▸ TASK BRIEF
Beginning at the line that contains "Give me a plain-text", reproduce every line to the end of the material without changing any of them.

[Collected data]
****************************************
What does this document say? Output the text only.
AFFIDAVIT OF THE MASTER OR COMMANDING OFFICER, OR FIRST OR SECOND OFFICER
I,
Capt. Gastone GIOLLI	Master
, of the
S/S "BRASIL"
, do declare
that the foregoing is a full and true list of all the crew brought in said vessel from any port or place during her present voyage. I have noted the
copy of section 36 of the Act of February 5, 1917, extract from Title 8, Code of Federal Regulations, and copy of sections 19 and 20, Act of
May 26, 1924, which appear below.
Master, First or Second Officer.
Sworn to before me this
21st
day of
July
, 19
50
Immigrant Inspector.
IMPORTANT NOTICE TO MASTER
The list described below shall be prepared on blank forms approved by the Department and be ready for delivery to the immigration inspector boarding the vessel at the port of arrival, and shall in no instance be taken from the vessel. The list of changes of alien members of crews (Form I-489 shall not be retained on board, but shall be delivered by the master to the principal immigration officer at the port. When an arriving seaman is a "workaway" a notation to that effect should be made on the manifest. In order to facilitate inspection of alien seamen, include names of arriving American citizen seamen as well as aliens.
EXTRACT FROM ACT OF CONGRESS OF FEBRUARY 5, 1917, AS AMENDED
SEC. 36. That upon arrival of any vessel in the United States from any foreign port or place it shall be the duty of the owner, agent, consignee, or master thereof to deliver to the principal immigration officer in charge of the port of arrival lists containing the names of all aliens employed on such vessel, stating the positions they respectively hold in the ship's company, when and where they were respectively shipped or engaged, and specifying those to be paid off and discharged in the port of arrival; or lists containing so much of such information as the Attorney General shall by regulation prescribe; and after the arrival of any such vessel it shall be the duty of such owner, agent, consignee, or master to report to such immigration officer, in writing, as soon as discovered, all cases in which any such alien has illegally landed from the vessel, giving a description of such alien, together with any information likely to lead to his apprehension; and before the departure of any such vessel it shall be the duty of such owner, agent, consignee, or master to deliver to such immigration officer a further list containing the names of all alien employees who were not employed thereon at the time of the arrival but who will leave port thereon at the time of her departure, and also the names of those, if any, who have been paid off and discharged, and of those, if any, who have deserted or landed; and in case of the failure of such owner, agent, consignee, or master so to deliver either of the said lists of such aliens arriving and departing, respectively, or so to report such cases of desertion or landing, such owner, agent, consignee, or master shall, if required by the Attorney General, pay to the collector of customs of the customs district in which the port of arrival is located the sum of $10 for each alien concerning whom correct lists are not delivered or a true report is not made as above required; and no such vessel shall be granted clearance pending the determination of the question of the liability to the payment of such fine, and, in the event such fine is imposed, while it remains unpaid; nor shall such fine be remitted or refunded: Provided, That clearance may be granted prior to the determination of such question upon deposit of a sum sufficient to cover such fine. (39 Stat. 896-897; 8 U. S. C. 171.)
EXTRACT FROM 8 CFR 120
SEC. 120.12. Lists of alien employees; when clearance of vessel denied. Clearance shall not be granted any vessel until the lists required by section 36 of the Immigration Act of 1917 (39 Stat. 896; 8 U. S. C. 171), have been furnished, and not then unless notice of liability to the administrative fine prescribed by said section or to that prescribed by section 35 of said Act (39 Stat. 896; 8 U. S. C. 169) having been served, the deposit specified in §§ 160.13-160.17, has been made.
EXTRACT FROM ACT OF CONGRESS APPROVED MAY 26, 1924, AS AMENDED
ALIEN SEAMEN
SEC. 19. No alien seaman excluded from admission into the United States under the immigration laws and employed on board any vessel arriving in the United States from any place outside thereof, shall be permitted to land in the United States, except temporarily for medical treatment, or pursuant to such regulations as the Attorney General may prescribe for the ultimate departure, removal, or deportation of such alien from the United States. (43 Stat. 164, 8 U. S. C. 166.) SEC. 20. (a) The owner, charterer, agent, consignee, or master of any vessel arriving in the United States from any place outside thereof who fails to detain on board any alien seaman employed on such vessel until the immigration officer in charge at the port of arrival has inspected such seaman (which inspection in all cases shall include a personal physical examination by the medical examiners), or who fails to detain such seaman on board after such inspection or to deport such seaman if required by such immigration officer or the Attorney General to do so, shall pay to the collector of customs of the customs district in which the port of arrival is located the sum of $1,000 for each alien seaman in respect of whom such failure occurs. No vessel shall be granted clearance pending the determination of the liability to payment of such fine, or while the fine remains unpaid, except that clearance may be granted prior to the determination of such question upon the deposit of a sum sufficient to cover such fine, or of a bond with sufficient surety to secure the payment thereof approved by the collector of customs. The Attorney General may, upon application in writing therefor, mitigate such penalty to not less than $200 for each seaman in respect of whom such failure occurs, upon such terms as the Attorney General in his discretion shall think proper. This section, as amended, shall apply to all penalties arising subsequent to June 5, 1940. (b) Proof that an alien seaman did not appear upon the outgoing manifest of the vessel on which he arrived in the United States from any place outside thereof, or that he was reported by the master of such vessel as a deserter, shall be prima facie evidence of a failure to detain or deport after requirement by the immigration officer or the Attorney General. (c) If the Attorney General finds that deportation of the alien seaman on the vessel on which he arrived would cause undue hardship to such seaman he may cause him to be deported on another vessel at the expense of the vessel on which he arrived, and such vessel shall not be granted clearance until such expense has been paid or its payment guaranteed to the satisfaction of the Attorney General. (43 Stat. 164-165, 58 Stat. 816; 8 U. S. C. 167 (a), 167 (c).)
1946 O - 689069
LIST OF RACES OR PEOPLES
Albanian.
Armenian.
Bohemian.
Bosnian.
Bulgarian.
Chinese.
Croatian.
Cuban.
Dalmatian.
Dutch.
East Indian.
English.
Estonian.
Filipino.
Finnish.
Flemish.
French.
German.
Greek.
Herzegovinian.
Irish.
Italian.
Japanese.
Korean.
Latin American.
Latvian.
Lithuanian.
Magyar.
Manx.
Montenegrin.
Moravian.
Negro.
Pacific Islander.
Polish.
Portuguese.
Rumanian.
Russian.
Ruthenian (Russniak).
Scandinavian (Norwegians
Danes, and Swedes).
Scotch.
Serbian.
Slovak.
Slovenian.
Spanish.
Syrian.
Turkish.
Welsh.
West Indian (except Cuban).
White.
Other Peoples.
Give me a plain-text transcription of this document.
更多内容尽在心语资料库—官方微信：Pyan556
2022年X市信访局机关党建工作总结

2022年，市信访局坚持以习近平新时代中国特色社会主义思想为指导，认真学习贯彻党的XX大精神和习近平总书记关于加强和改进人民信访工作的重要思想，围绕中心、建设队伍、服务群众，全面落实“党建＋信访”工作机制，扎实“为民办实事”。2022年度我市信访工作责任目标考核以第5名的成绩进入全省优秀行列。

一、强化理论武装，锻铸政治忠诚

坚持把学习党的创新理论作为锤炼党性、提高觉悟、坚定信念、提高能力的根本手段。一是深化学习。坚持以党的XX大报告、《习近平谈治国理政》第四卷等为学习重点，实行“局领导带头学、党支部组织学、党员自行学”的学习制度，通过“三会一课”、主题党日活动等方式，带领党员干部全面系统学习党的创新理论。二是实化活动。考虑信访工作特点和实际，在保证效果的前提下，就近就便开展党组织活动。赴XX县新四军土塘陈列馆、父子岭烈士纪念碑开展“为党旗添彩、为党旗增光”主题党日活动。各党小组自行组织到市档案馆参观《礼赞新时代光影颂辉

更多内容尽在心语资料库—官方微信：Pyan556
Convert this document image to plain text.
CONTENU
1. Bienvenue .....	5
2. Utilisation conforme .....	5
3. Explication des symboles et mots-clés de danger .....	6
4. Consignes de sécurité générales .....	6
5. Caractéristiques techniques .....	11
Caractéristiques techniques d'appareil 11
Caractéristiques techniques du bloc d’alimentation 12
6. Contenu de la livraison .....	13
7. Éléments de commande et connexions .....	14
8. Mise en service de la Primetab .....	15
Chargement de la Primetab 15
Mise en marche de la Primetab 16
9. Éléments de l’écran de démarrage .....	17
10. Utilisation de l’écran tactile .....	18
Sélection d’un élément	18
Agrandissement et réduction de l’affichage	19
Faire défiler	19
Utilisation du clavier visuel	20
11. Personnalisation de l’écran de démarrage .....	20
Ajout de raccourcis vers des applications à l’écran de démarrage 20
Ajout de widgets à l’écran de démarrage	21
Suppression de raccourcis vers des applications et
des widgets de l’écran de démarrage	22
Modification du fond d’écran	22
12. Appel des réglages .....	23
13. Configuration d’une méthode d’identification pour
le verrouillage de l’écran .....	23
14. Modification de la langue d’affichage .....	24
****************************************
▸ ANSWER BELOW
Give me a plain-text transcription of this document.
更多内容尽在心语资料库—官方微信：Pyan556
2022年X市信访局机关党建工作总结

2022年，市信访局坚持以习近平新时代中国特色社会主义思想为指导，认真学习贯彻党的XX大精神和习近平总书记关于加强和改进人民信访工作的重要思想，围绕中心、建设队伍、服务群众，全面落实“党建＋信访”工作机制，扎实“为民办实事”。2022年度我市信访工作责任目标考核以第5名的成绩进入全省优秀行列。

一、强化理论武装，锻铸政治忠诚

坚持把学习党的创新理论作为锤炼党性、提高觉悟、坚定信念、提高能力的根本手段。一是深化学习。坚持以党的XX大报告、《习近平谈治国理政》第四卷等为学习重点，实行“局领导带头学、党支部组织学、党员自行学”的学习制度，通过“三会一课”、主题党日活动等方式，带领党员干部全面系统学习党的创新理论。二是实化活动。考虑信访工作特点和实际，在保证效果的前提下，就近就便开展党组织活动。赴XX县新四军土塘陈列馆、父子岭烈士纪念碑开展“为党旗添彩、为党旗增光”主题党日活动。各党小组自行组织到市档案馆参观《礼赞新时代光影颂辉

更多内容尽在心语资料库—官方微信：Pyan556
Convert this document image to plain text.
CONTENU
1. Bienvenue .....	5
2. Utilisation conforme .....	5
3. Explication des symboles et mots-clés de danger .....	6
4. Consignes de sécurité générales .....	6
5. Caractéristiques techniques .....	11
Caractéristiques techniques d'appareil 11
Caractéristiques techniques du bloc d’alimentation 12
6. Contenu de la livraison .....	13
7. Éléments de commande et connexions .....	14
8. Mise en service de la Primetab .....	15
Chargement de la Primetab 15
Mise en marche de la Primetab 16
9. Éléments de l’écran de démarrage .....	17
10. Utilisation de l’écran tactile .....	18
Sélection d’un élément	18
Agrandissement et réduction de l’affichage	19
Faire défiler	19
Utilisation du clavier visuel	20
11. Personnalisation de l’écran de démarrage .....	20
Ajout de raccourcis vers des applications à l’écran de démarrage 20
Ajout de widgets à l’écran de démarrage	21
Suppression de raccourcis vers des applications et
des widgets de l’écran de démarrage	22
Modification du fond d’écran	22
12. Appel des réglages .....	23
13. Configuration d’une méthode d’identification pour
le verrouillage de l’écran .....	23
14. Modification de la langue d’affichage .....	24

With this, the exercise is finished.